REQUIRED TASKS.
1. Decide whether each statement agrees with the Dockerfile below, answering yes or no and quoting the words that settle it: (a) the base image is a Python 3.11 template launcher base; (b) the working directory is set to /app; (c) the Flex Template build command specifies JAVA as the SDK language.
2. In the Dockerfile below, which file is copied into the image first, and what reason does the comment give for copying it first?

Start of SELECTED EXCERPT

# =============================================================================
# Dockerfile for Streaming CDC Pipeline (Dataflow Flex Template)
# =============================================================================
# Build:
#   gcloud builds submit --tag gcr.io/<PROJECT>/streaming-cdc-pipeline:latest .
#
# Create Flex Template:
#   gcloud dataflow flex-template build gs://<BUCKET>/templates/streaming-cdc.json \
#     --image gcr.io/<PROJECT>/streaming-cdc-pipeline:latest \
#     --sdk-language PYTHON \
#     --metadata-file metadata.json
# =============================================================================

FROM gcr.io/dataflow-templates-base/python311-template-launcher-base:latest

ARG WORKDIR=/template
WORKDIR ${WORKDIR}

# Copy requirements first for caching
COPY pyproject.toml .

End of SELECTED EXCERPT
Start of EXTRACTED RECORDS

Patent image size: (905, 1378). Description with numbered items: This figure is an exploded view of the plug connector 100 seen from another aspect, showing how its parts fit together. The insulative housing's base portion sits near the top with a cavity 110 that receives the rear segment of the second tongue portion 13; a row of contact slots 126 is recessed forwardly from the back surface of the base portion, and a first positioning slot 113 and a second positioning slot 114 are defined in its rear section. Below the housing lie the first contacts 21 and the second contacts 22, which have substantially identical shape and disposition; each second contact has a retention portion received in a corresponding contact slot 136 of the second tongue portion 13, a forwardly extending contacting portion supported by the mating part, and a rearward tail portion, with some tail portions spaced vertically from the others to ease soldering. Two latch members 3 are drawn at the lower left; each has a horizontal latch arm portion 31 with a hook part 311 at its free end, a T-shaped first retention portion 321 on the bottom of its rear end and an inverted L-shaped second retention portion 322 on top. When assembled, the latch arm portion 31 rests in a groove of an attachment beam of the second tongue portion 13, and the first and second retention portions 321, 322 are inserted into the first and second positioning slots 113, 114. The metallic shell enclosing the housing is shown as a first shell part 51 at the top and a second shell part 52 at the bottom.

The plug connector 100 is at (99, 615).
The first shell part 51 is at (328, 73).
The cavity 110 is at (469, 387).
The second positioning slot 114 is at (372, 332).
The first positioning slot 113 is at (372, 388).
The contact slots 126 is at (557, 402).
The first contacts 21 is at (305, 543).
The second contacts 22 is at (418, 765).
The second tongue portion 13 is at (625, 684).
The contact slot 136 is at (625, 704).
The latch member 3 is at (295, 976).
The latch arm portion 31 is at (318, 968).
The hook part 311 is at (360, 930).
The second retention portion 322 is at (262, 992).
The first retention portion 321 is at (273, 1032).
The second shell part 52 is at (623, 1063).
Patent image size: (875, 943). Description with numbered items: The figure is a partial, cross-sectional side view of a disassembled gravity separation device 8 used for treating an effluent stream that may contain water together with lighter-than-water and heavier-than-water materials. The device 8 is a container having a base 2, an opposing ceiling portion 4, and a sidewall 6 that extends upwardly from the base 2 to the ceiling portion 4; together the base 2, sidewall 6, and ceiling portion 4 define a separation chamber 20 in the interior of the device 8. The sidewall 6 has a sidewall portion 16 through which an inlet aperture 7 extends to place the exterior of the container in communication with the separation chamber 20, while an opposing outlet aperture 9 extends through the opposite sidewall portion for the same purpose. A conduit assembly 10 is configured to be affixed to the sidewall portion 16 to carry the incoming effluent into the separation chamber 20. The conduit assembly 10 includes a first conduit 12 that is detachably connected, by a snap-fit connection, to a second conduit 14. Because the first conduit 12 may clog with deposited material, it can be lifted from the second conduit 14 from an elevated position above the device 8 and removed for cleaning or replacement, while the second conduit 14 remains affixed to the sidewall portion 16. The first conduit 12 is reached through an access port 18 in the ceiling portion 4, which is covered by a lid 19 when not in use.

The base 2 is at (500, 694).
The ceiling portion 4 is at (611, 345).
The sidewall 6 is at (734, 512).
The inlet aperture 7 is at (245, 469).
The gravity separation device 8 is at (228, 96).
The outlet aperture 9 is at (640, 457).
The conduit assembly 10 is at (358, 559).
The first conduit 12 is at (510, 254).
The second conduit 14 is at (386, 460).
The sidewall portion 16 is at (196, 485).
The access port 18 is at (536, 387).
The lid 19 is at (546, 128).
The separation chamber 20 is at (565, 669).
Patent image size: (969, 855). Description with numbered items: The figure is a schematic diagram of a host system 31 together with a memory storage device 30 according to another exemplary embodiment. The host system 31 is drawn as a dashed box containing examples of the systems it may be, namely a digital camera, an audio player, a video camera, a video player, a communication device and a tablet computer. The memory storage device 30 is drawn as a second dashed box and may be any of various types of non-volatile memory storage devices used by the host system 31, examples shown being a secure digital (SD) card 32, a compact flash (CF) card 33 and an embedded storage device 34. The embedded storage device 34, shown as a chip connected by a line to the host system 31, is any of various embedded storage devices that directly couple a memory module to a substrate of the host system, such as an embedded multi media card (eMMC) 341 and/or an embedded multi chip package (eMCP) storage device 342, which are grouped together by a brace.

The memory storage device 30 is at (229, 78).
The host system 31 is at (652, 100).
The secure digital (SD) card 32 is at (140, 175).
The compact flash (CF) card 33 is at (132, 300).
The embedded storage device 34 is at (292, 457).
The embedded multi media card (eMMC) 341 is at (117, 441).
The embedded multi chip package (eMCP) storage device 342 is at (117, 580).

End of EXTRACTED RECORDS

EXPECTED RESPONSES.
1.
(a) Yes: "FROM gcr.io/dataflow-templates-base/python311-template-launcher-base:latest"
(b) No: "ARG WORKDIR=/template"
(c) No: "--sdk-language PYTHON"

2. The file pyproject.toml is copied first, for caching.